OBJECTIVE ▸ Pick out each line of the listing below that contains the string "display" and copy those lines.
─── THE DATA ───
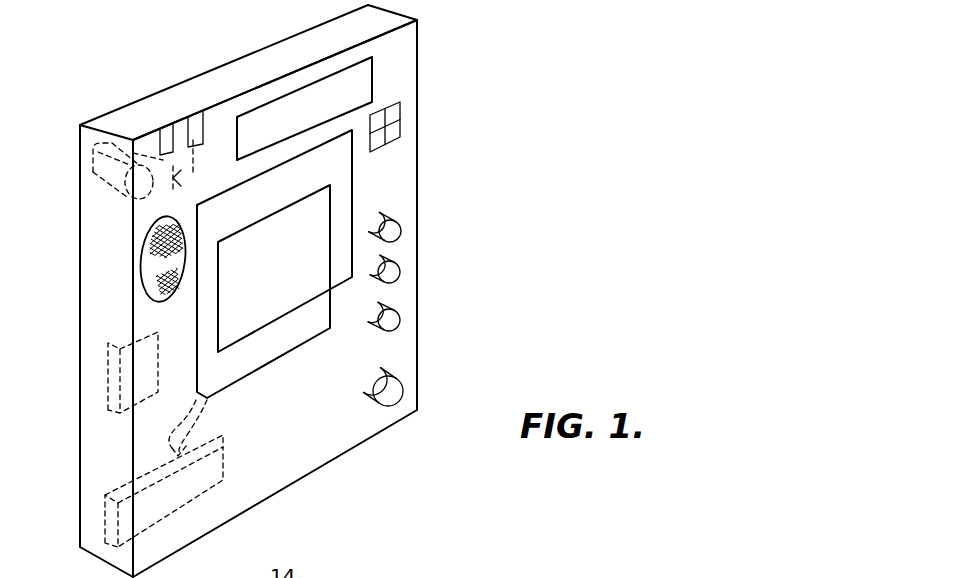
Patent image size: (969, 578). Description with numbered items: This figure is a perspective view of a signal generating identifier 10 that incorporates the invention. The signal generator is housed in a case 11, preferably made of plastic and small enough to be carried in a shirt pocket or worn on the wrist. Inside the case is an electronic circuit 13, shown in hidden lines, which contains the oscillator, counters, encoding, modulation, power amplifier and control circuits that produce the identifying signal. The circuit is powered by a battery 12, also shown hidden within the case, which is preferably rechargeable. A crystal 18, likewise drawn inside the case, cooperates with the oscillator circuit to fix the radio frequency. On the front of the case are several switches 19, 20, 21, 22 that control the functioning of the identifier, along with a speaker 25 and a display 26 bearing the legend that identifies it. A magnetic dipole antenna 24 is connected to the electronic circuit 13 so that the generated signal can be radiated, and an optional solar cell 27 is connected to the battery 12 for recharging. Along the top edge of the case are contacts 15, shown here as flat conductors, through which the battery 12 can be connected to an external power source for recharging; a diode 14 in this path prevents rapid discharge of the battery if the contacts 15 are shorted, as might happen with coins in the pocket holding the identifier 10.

The signal generating identifier 10 is at (221, 60).
The case 11 is at (271, 44).
The battery 12 is at (105, 178).
The electronic circuit 13 is at (238, 458).
The diode 14 is at (185, 181).
The contacts 15 is at (196, 122).
The crystal 18 is at (108, 387).
The switch 19 is at (393, 230).
The switch 20 is at (394, 270).
The switch 21 is at (394, 320).
The switch 22 is at (395, 388).
The magnetic dipole antenna 24 is at (355, 193).
The speaker 25 is at (147, 256).
The display 26 is at (363, 82).
The solar cell 27 is at (386, 116).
───
FULL SOLUTION ▸
Patent image size: (969, 578). Description with numbered items: This figure is a perspective view of a signal generating identifier 10 that incorporates the invention. The signal generator is housed in a case 11, preferably made of plastic and small enough to be carried in a shirt pocket or worn on the wrist. Inside the case is an electronic circuit 13, shown in hidden lines, which contains the oscillator, counters, encoding, modulation, power amplifier and control circuits that produce the identifying signal. The circuit is powered by a battery 12, also shown hidden within the case, which is preferably rechargeable. A crystal 18, likewise drawn inside the case, cooperates with the oscillator circuit to fix the radio frequency. On the front of the case are several switches 19, 20, 21, 22 that control the functioning of the identifier, along with a speaker 25 and a display 26 bearing the legend that identifies it. A magnetic dipole antenna 24 is connected to the electronic circuit 13 so that the generated signal can be radiated, and an optional solar cell 27 is connected to the battery 12 for recharging. Along the top edge of the case are contacts 15, shown here as flat conductors, through which the battery 12 can be connected to an external power source for recharging; a diode 14 in this path prevents rapid discharge of the battery if the contacts 15 are shorted, as might happen with coins in the pocket holding the identifier 10.
The display 26 is at (363, 82).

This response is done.